— START —

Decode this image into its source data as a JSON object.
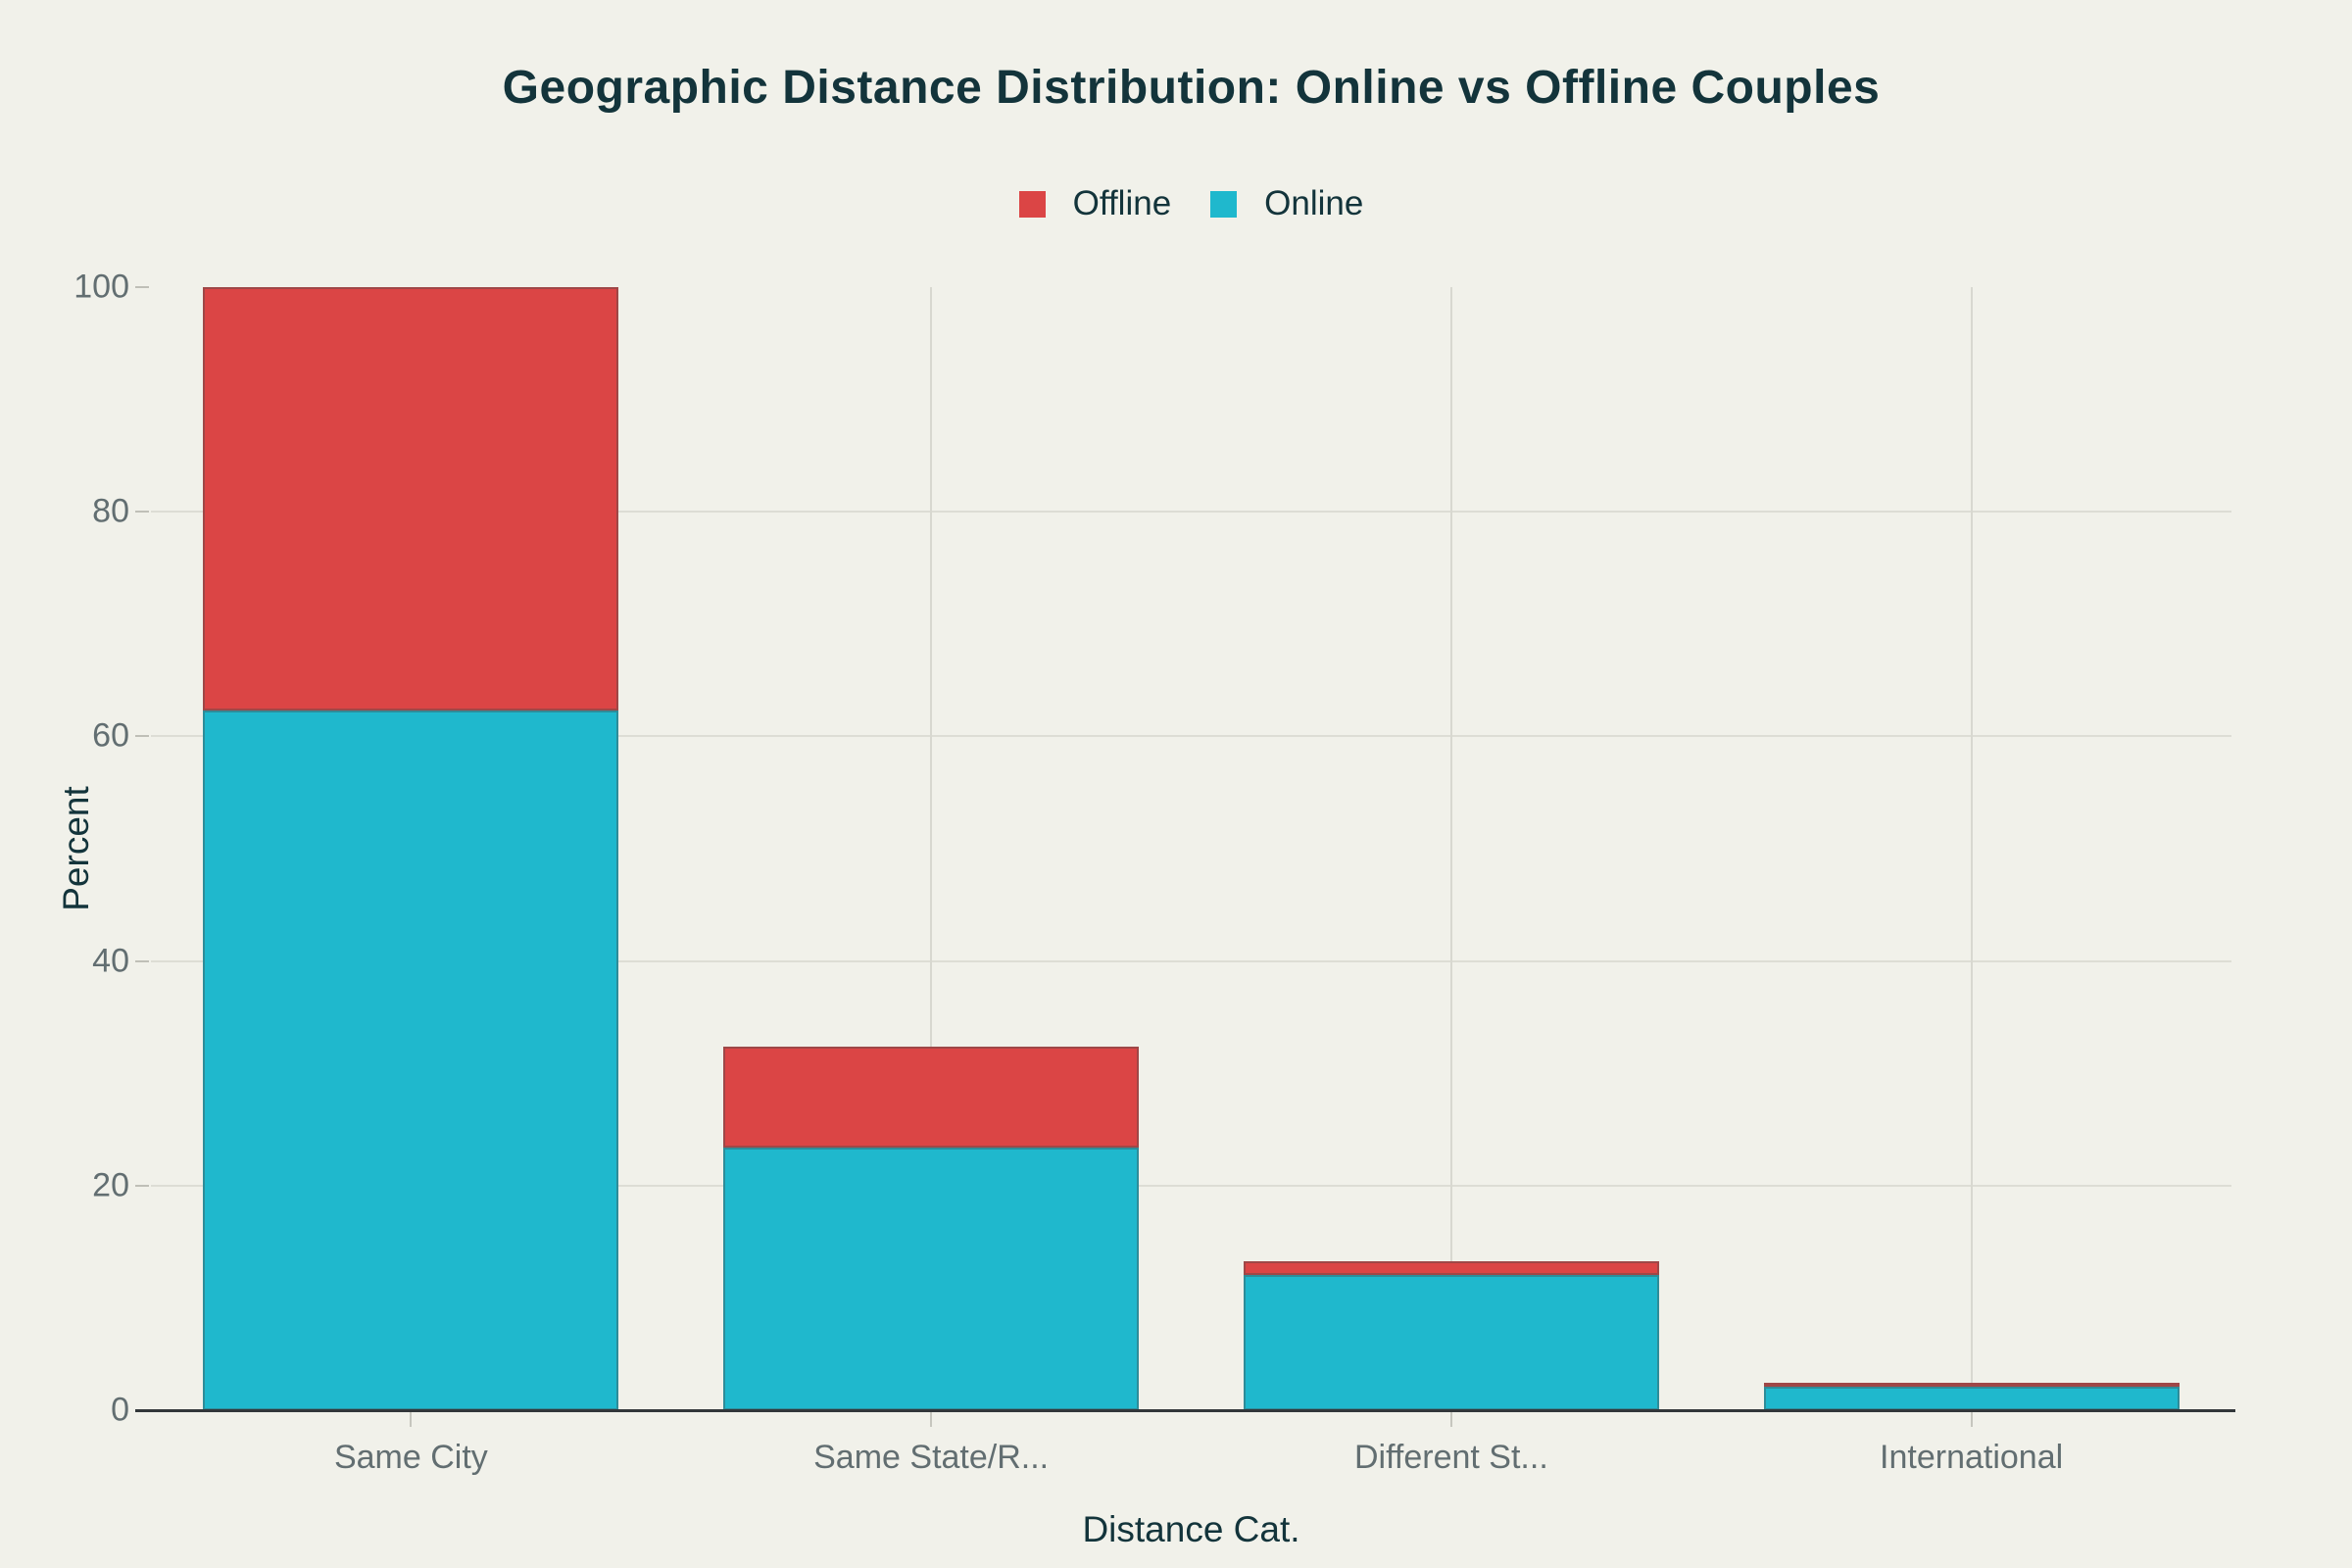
{
  "page": {
    "background_color": "#F1F1EA"
  },
  "title": "Geographic Distance Distribution: Online vs Offline Couples",
  "legend": {
    "position": "top-center",
    "items": [
      {
        "label": "Offline",
        "color": "#DB4545"
      },
      {
        "label": "Online",
        "color": "#1FB8CD"
      }
    ]
  },
  "axes": {
    "y_title": "Percent",
    "x_title": "Distance Cat.",
    "y_ticks": [
      0,
      20,
      40,
      60,
      80,
      100
    ],
    "x_tick_labels": [
      "Same City",
      "Same State/R...",
      "Different St...",
      "International"
    ],
    "tick_text_color": "#626E71",
    "axis_title_color": "#13343B",
    "gridline_color": "#DDDDD5",
    "baseline_color": "#32373A"
  },
  "chart_data": {
    "type": "bar",
    "stacked": true,
    "title": "Geographic Distance Distribution: Online vs Offline Couples",
    "xlabel": "Distance Cat.",
    "ylabel": "Percent",
    "ylim": [
      0,
      100
    ],
    "yticks": [
      0,
      20,
      40,
      60,
      80,
      100
    ],
    "grid": true,
    "legend_position": "top-center",
    "categories": [
      "Same City",
      "Same State/R...",
      "Different St...",
      "International"
    ],
    "series": [
      {
        "name": "Online",
        "color": "#1FB8CD",
        "values": [
          62.3,
          23.4,
          12.0,
          2.1
        ]
      },
      {
        "name": "Offline",
        "color": "#DB4545",
        "values": [
          37.7,
          9.0,
          1.3,
          0.2
        ]
      }
    ],
    "stack_totals": [
      100.0,
      32.4,
      13.3,
      2.3
    ]
  }
}
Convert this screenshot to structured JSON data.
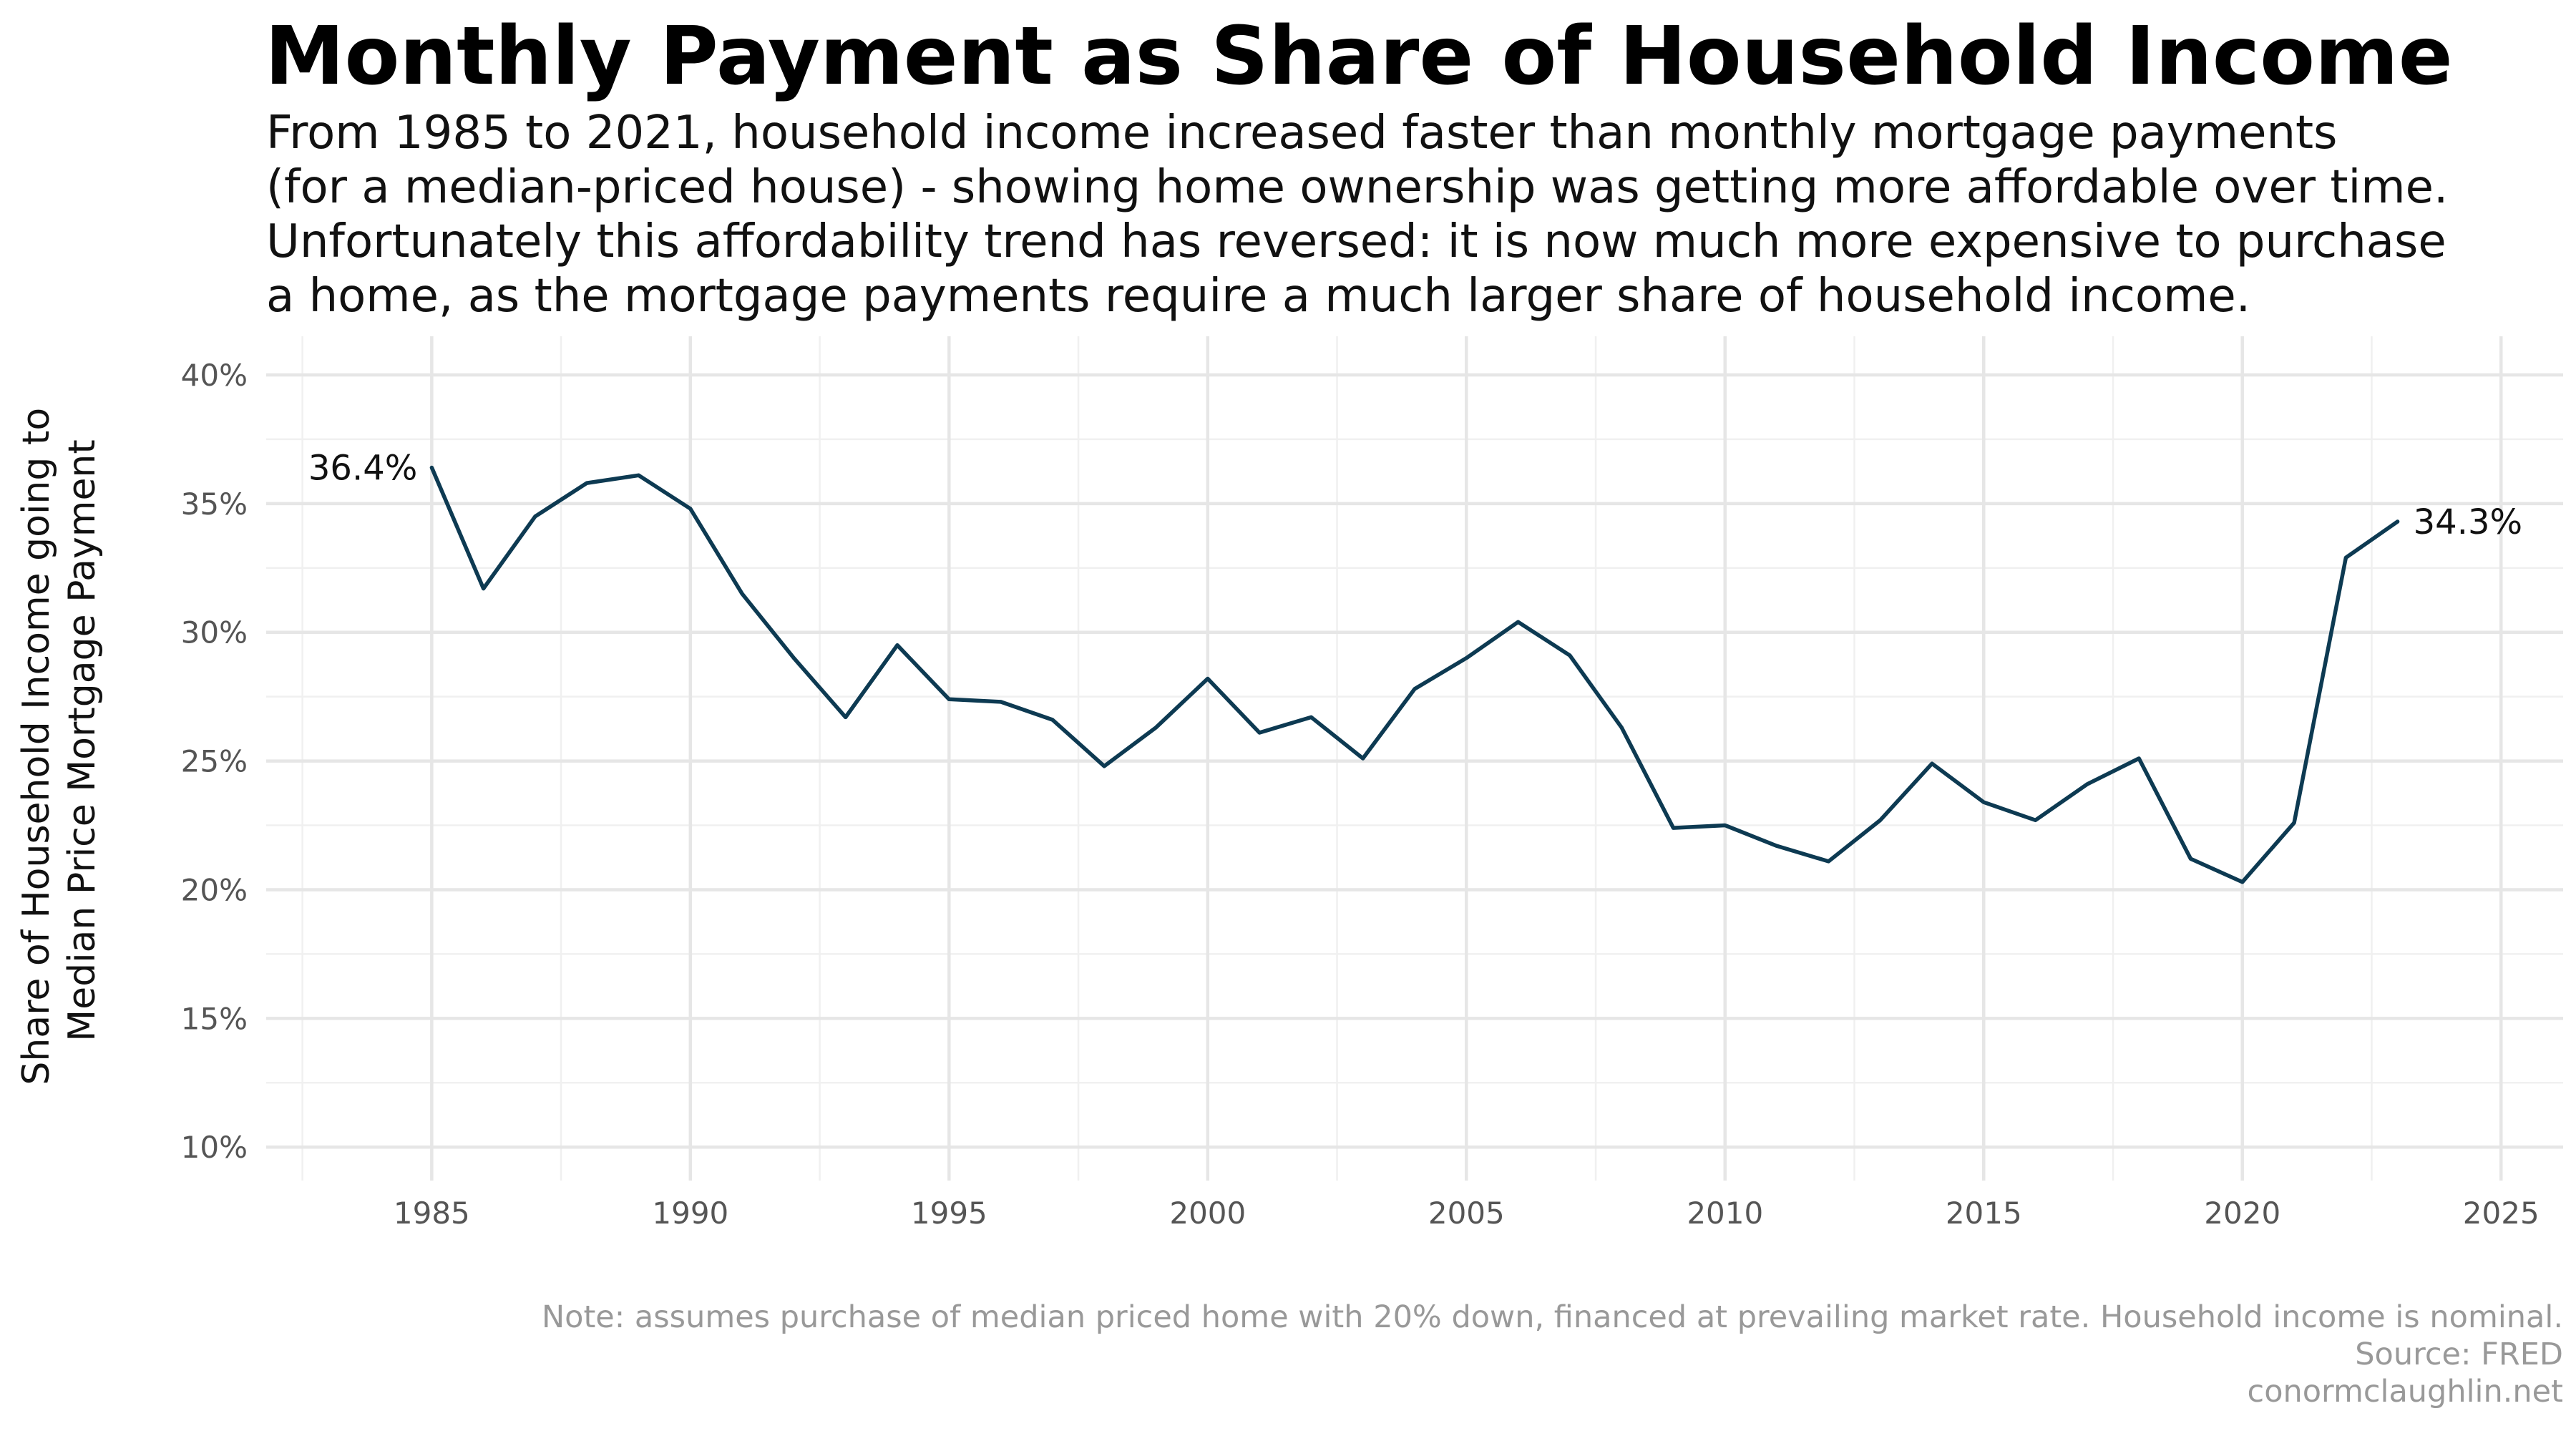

— END —

● Aim: Go through the records above and copy every line with the word "JSON".

● Answer to this exercise:
Decode this image into its source data as a JSON object.
Convert this screenshot to structured JSON data.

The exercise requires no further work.